**Task statement**
Find every line with the word "Doações" and report how many there are, without any other text.

--- Extracted material ---

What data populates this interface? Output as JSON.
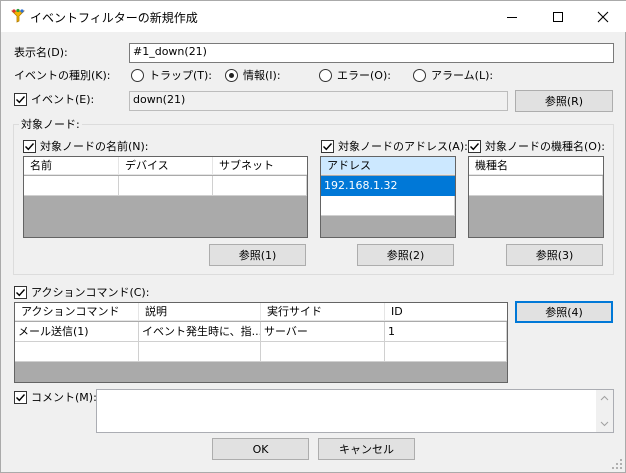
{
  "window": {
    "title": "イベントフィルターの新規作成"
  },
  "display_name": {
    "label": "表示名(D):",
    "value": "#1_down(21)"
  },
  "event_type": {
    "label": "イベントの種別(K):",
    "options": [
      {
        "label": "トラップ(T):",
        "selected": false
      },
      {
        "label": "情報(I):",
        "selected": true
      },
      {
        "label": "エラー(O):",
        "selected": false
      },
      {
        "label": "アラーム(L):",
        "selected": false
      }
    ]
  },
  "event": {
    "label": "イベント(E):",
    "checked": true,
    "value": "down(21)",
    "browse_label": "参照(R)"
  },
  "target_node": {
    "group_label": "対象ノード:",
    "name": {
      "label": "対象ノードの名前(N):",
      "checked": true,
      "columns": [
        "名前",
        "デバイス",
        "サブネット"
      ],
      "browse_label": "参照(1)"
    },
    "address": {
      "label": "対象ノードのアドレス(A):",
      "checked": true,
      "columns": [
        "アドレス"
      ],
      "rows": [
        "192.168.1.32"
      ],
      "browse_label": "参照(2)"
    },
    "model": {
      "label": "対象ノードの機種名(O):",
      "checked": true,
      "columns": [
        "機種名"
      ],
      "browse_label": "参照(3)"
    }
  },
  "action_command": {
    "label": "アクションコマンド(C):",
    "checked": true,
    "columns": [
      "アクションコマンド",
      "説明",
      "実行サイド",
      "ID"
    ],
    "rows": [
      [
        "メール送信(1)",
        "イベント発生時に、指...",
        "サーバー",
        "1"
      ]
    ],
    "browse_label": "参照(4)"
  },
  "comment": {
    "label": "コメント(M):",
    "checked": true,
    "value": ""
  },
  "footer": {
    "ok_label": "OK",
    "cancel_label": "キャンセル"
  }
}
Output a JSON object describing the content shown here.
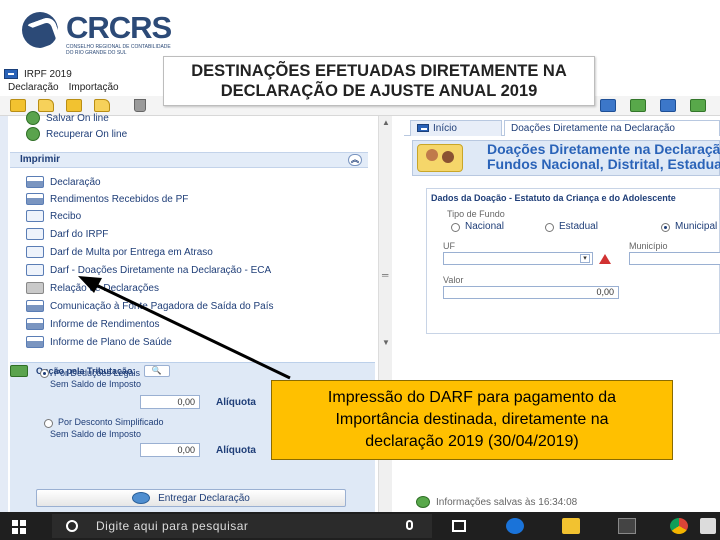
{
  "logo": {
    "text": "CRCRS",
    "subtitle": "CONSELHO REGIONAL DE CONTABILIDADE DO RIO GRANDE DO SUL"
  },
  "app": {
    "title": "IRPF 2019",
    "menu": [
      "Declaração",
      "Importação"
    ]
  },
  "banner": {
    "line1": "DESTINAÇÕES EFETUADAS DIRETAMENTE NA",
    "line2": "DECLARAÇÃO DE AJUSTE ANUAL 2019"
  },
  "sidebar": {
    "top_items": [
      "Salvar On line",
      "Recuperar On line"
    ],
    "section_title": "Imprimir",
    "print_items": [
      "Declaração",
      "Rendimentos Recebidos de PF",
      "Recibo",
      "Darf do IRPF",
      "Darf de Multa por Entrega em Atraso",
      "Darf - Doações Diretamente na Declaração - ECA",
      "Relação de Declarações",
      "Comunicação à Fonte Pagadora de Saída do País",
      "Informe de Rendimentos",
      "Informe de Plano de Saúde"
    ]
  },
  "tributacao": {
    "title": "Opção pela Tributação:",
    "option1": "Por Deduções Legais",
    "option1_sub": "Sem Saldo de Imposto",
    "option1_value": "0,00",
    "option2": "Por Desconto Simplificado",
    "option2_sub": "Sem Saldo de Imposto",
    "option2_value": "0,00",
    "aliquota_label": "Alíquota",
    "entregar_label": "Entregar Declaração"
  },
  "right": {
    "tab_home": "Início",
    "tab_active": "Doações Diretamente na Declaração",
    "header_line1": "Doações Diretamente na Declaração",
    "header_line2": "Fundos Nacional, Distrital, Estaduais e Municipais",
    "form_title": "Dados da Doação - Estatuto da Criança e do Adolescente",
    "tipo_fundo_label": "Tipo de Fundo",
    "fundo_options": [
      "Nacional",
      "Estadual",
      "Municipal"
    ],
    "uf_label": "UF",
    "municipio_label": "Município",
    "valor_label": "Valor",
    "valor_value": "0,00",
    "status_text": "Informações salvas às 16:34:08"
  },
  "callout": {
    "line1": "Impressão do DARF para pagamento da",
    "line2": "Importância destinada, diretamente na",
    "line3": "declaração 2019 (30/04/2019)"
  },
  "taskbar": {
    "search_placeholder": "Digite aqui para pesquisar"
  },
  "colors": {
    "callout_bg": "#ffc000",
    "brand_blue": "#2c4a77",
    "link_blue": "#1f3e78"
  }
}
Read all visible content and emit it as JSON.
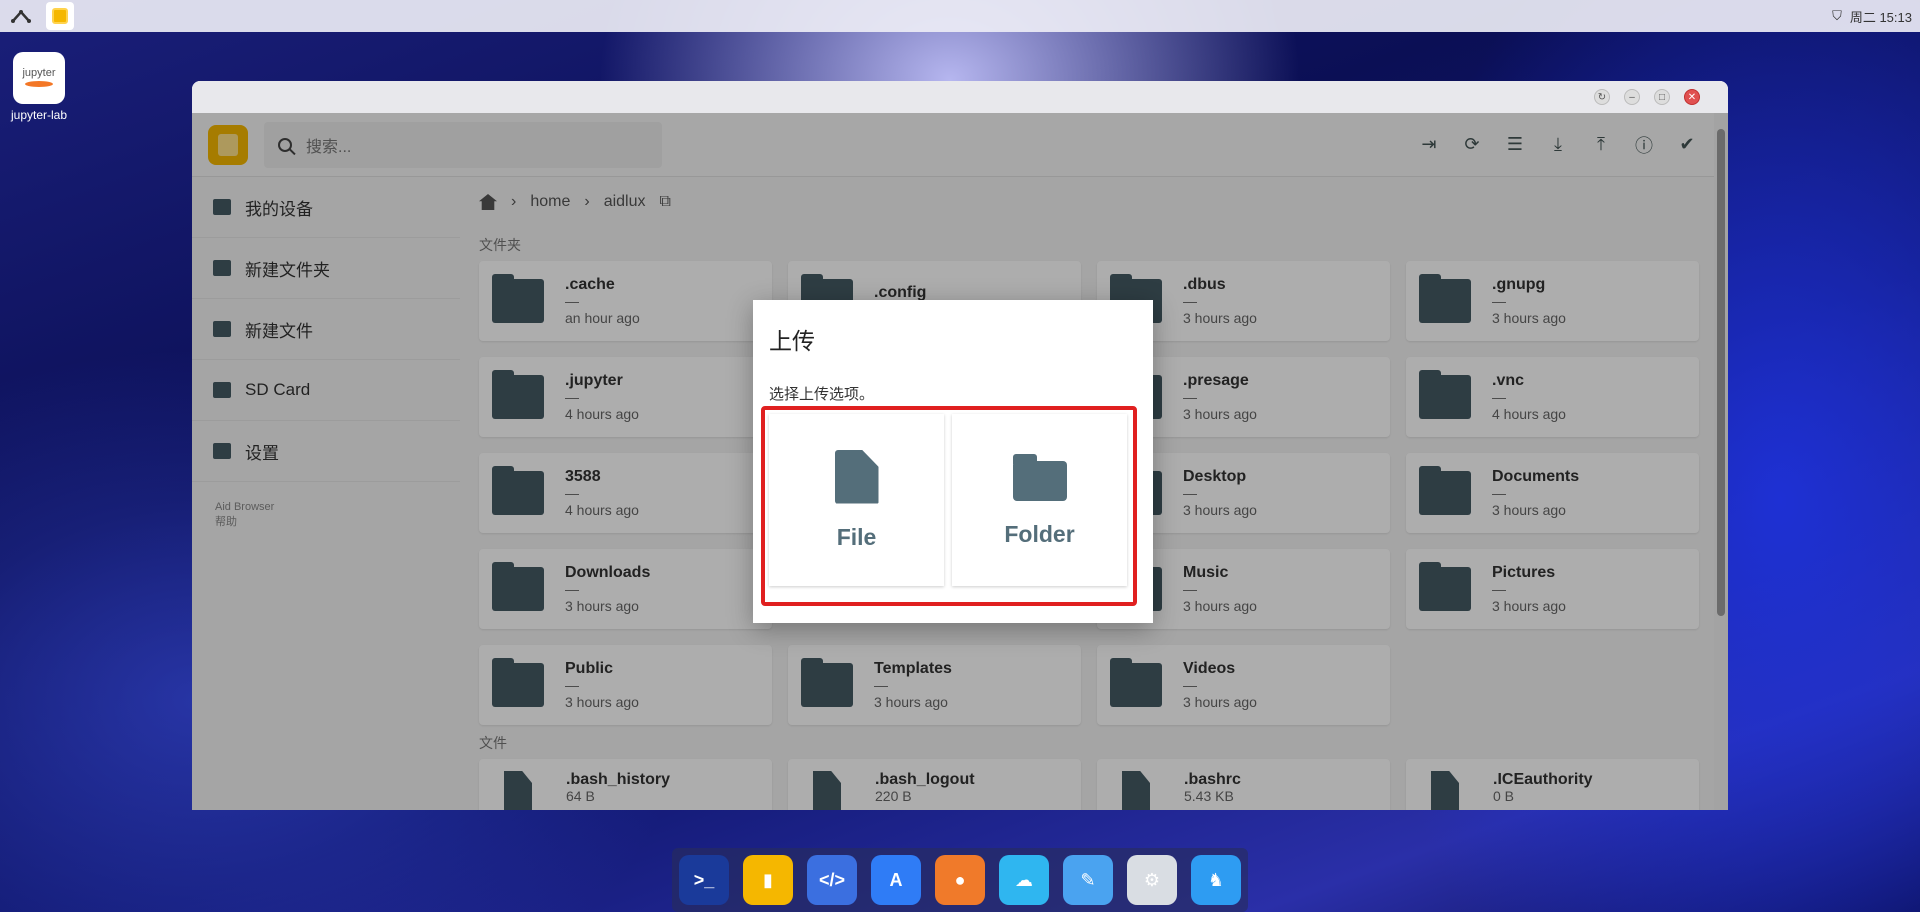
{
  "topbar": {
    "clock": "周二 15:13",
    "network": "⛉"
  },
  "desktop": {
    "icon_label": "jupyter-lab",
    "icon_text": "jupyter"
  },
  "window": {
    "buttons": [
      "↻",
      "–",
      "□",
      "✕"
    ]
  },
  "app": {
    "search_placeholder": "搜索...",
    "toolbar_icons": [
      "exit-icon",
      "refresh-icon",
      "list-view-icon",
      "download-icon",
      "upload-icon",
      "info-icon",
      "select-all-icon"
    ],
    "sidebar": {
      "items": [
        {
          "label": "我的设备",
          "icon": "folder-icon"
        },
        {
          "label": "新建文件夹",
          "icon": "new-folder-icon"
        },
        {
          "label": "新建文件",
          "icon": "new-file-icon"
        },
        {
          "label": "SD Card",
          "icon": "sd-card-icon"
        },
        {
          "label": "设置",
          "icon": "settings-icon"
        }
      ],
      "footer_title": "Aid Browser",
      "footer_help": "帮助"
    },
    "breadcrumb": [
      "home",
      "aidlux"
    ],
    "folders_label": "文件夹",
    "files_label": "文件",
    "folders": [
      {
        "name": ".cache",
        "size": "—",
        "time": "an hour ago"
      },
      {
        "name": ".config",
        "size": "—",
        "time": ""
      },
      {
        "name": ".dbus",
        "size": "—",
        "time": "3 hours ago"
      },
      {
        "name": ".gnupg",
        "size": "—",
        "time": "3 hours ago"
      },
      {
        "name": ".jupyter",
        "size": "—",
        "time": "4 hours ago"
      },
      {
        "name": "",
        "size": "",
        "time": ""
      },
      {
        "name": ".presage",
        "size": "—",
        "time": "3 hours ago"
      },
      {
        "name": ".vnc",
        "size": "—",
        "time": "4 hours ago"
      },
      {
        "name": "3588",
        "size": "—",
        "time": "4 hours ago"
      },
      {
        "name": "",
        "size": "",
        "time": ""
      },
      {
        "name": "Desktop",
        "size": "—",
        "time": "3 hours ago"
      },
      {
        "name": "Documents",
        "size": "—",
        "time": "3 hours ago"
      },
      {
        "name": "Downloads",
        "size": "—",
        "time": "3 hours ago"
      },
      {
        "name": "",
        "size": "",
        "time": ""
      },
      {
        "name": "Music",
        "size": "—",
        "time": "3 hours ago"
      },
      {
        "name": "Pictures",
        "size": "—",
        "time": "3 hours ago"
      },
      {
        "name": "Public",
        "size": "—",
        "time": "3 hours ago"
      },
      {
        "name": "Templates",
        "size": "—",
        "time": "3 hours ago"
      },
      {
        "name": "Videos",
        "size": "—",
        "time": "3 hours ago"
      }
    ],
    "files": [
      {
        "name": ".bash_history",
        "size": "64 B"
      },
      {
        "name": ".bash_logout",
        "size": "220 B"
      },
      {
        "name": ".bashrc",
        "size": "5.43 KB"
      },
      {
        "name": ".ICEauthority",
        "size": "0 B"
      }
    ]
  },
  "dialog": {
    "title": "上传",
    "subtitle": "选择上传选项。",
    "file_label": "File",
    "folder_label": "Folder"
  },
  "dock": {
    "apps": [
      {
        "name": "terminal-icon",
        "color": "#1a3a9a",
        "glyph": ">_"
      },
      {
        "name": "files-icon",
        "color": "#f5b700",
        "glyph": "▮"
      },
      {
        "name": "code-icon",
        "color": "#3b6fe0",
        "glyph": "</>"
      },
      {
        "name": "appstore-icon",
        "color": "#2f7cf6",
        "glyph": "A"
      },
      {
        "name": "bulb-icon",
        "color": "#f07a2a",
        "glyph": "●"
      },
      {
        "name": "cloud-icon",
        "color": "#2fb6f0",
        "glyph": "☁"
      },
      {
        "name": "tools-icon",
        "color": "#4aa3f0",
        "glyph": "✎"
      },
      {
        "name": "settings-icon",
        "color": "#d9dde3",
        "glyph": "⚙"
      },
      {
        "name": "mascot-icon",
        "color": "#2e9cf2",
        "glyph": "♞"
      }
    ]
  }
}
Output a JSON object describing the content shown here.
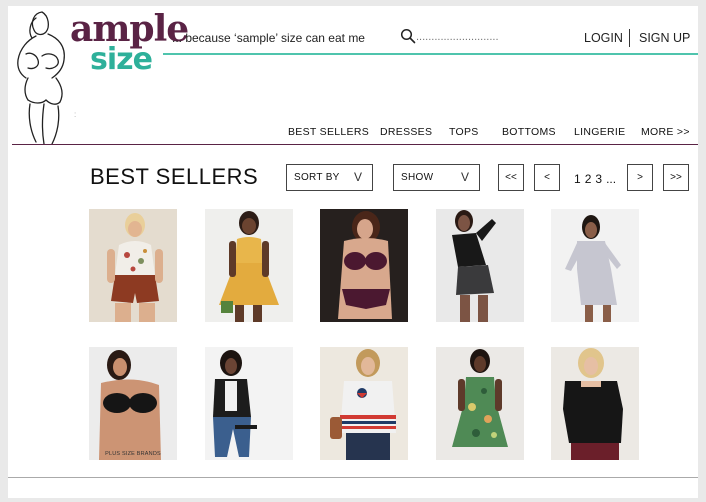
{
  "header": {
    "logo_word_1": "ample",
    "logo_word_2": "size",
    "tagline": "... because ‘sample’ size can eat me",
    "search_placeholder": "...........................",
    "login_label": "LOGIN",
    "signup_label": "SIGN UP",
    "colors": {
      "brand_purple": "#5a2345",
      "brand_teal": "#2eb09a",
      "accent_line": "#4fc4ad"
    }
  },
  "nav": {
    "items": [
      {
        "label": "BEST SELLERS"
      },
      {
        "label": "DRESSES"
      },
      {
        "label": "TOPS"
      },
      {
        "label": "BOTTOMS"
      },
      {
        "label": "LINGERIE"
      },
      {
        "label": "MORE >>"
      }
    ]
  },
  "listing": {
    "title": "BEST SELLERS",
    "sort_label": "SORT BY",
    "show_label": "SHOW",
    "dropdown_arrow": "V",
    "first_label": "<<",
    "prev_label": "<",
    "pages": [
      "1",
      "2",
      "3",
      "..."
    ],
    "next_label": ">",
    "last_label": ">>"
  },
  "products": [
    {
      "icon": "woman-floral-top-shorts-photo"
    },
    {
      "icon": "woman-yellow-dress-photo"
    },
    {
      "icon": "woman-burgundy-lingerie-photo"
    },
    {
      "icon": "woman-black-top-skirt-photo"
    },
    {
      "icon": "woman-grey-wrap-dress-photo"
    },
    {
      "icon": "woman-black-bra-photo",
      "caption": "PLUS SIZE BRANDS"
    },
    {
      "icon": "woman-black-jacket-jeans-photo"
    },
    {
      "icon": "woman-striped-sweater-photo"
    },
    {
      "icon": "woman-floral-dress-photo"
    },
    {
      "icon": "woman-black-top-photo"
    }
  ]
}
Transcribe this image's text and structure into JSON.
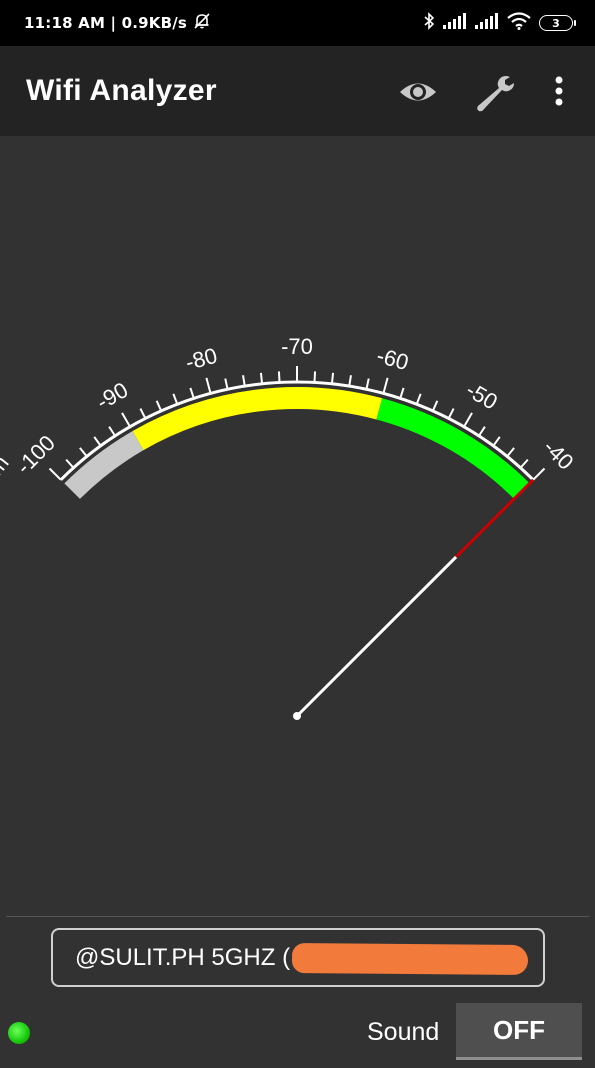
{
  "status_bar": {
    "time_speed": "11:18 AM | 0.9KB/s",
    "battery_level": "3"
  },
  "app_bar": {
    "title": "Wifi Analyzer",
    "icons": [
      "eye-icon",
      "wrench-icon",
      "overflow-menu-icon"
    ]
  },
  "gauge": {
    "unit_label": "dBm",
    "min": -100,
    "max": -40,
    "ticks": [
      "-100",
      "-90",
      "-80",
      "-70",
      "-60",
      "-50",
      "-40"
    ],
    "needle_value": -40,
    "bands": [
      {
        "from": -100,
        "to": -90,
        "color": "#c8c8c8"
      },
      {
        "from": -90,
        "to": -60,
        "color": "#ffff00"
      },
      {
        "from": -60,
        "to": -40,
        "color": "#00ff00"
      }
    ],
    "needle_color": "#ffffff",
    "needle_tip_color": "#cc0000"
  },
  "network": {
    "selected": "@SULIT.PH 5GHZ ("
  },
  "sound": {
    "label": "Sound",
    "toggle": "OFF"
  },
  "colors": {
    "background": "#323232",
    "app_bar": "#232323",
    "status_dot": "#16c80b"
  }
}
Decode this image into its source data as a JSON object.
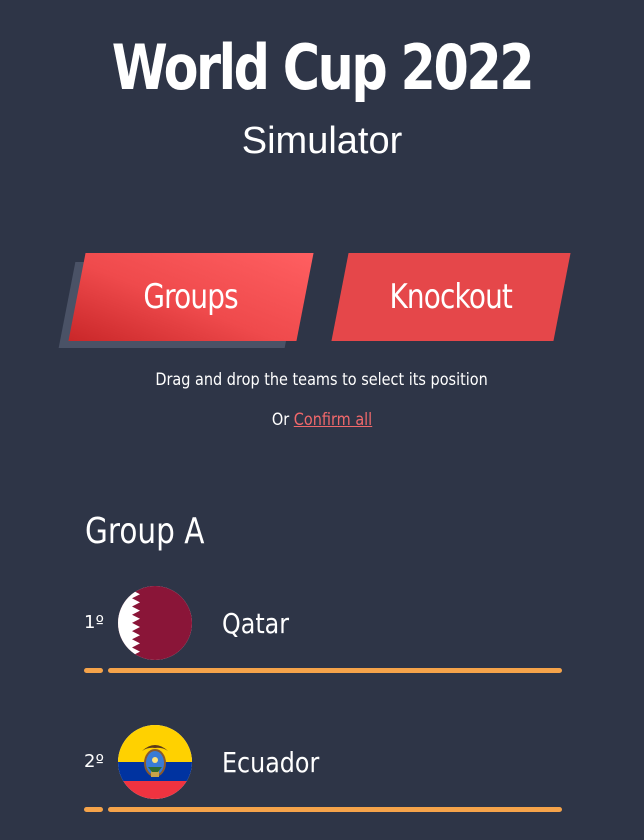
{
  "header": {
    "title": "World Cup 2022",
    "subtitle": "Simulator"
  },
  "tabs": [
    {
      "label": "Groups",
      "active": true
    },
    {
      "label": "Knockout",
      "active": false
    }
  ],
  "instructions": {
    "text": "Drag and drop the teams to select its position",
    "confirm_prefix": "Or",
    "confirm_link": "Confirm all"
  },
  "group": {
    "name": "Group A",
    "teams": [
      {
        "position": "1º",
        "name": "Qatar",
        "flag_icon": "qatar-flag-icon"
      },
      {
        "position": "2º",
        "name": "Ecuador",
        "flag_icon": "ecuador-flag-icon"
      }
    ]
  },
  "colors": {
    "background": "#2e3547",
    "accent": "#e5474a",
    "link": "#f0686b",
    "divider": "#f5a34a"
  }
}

---

**Solution for this task**
3